**WHAT YOU ARE ASKED TO DO:**
In the entries below, find every line with "policy" and copy it.

****************************************

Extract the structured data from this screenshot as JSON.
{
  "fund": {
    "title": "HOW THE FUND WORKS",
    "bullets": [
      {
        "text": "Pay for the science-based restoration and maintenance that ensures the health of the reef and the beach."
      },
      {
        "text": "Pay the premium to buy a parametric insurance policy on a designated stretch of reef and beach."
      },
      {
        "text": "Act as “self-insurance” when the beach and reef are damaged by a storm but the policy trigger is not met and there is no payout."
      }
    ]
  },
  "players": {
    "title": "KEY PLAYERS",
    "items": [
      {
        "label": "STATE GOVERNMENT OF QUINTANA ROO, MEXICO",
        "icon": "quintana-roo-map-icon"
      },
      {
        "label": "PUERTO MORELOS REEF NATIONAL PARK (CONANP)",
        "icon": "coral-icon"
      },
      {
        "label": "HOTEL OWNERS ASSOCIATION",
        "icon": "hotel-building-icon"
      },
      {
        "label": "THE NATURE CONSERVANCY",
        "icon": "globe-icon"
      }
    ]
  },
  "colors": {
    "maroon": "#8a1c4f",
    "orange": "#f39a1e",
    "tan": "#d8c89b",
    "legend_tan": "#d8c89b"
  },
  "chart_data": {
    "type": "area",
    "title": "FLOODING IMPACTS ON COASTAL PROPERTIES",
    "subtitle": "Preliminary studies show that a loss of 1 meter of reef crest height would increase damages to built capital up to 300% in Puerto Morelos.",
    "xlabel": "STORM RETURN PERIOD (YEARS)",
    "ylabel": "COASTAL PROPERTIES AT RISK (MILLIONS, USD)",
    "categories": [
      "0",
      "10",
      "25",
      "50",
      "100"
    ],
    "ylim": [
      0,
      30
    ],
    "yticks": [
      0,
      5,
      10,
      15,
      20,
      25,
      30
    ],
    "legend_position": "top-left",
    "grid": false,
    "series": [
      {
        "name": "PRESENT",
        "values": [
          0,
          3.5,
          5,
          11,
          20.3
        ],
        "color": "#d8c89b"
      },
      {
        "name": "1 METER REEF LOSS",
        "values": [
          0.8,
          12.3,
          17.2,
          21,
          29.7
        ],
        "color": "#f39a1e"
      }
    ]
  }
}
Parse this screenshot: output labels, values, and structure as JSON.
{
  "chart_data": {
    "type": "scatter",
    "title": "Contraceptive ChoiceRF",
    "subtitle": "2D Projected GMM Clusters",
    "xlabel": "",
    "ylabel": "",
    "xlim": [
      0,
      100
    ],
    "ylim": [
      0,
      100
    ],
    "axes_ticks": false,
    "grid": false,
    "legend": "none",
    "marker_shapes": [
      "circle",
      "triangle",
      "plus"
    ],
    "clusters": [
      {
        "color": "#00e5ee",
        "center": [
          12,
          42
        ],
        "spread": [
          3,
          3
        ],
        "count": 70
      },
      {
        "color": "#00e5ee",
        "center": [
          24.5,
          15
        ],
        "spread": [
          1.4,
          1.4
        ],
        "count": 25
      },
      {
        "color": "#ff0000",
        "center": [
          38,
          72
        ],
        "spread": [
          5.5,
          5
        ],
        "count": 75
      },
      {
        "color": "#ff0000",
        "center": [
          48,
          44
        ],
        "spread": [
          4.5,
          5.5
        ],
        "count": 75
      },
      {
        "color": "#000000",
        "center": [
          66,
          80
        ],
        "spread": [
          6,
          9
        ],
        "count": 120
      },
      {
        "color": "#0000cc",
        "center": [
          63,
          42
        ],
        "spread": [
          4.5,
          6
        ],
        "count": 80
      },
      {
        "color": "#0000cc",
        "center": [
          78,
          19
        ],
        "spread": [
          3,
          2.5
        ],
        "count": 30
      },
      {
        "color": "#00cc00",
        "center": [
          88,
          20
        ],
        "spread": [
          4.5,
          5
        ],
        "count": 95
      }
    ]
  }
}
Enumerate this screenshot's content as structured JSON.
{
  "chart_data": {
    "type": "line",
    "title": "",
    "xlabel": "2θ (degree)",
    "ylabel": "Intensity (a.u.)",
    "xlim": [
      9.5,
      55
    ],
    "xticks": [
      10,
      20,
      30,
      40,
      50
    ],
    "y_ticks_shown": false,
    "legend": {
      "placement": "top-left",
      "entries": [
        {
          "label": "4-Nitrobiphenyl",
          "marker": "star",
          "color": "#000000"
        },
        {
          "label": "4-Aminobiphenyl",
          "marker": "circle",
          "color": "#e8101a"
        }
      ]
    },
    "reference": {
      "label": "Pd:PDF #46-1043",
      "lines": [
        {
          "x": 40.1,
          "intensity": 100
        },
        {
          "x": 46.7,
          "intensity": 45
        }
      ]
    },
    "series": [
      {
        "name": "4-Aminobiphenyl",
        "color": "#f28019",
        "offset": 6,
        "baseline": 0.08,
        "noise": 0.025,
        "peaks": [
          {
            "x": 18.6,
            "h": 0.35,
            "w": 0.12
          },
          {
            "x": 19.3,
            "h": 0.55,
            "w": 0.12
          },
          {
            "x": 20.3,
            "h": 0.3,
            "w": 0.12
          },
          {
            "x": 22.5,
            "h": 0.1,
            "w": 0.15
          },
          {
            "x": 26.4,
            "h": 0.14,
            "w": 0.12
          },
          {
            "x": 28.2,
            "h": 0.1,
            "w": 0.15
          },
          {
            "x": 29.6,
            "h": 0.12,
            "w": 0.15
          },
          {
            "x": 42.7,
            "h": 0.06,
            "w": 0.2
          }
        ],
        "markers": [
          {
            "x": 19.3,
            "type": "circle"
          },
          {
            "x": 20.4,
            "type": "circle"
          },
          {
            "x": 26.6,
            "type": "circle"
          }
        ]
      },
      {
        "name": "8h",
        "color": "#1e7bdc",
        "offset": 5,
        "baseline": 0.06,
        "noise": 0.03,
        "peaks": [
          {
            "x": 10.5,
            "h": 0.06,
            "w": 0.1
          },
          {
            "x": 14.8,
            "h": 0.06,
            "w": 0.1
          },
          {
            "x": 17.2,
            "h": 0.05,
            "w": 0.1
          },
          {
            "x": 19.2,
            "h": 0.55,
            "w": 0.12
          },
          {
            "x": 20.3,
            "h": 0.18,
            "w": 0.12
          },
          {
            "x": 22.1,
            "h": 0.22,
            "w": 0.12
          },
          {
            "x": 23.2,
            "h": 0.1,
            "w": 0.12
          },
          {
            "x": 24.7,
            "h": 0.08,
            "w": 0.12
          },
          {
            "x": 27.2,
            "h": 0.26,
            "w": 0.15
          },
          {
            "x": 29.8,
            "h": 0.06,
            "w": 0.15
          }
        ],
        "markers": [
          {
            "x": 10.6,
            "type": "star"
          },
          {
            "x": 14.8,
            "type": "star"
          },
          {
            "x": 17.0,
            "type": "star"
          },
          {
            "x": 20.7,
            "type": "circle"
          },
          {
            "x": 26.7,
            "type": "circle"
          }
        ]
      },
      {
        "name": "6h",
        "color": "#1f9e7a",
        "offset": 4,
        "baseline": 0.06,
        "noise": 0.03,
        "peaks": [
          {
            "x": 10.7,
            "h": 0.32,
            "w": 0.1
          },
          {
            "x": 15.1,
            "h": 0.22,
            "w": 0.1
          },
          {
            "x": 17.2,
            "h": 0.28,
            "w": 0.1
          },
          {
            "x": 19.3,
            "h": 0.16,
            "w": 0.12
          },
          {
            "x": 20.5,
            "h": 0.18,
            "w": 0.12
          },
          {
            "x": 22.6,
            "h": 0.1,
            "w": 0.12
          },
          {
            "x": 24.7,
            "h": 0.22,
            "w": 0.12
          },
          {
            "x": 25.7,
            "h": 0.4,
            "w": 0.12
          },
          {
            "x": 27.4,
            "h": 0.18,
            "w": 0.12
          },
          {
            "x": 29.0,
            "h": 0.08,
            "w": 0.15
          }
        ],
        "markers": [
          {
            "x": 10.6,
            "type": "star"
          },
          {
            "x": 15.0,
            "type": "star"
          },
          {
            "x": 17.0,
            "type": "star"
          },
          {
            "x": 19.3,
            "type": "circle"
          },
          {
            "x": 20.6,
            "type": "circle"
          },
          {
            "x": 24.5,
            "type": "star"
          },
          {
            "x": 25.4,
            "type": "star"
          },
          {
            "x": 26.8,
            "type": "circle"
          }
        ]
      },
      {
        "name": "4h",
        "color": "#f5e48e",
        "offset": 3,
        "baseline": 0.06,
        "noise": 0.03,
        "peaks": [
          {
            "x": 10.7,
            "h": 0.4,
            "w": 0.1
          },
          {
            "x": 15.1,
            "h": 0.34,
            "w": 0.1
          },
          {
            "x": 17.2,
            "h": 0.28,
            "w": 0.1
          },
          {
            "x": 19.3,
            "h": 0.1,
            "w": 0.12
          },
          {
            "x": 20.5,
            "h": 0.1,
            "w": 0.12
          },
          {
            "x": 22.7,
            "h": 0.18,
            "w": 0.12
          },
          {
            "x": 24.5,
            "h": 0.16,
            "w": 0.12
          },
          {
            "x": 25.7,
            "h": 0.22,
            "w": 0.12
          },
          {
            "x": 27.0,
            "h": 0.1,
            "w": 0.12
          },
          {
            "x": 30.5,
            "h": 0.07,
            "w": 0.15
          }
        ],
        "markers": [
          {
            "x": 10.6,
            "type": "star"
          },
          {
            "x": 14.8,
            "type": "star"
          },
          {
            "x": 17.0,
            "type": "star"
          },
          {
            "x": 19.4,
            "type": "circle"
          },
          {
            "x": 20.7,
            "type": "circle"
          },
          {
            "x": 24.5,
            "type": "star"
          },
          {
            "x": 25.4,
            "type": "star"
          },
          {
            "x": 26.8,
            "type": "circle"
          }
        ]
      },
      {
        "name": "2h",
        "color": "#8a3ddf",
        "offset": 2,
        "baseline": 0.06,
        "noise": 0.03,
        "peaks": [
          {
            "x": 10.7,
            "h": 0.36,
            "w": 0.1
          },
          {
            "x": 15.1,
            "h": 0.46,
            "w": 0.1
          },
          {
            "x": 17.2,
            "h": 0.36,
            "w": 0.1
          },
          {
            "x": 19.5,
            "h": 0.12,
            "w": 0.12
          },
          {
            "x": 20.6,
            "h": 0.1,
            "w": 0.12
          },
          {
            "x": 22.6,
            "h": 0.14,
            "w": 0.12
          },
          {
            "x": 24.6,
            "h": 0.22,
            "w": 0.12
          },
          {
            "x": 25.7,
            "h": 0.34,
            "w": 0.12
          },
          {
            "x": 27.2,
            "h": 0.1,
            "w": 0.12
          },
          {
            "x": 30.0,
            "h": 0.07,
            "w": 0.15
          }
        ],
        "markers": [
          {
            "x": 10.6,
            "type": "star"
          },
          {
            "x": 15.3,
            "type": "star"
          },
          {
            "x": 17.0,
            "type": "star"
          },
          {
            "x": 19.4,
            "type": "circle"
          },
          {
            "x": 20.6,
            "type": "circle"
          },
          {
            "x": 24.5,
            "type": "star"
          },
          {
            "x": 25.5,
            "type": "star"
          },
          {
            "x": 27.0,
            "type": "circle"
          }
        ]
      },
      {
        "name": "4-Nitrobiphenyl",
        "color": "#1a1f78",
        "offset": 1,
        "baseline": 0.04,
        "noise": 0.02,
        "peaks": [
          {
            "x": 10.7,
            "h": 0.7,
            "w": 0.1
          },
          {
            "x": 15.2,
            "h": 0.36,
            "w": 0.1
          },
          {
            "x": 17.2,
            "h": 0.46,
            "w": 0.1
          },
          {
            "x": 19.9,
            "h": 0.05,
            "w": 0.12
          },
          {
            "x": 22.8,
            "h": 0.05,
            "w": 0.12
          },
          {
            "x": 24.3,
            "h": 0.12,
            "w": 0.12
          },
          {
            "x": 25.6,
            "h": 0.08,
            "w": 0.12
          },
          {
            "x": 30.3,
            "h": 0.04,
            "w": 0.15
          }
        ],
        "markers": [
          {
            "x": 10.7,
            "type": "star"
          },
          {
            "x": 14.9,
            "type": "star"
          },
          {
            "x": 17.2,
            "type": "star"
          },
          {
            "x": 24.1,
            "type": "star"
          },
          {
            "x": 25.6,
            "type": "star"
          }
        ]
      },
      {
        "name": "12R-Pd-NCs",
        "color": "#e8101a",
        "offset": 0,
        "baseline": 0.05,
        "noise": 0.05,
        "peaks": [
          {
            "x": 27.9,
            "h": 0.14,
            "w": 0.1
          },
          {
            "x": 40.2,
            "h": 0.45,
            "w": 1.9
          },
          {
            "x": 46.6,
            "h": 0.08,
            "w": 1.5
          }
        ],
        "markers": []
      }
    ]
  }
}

****************************************

**ANSWER TO THE PROBLEM:**
        "text": "Pay the premium to buy a parametric insurance policy on a designated stretch of reef and beach."
        "text": "Act as “self-insurance” when the beach and reef are damaged by a storm but the policy trigger is not met and there is no payout."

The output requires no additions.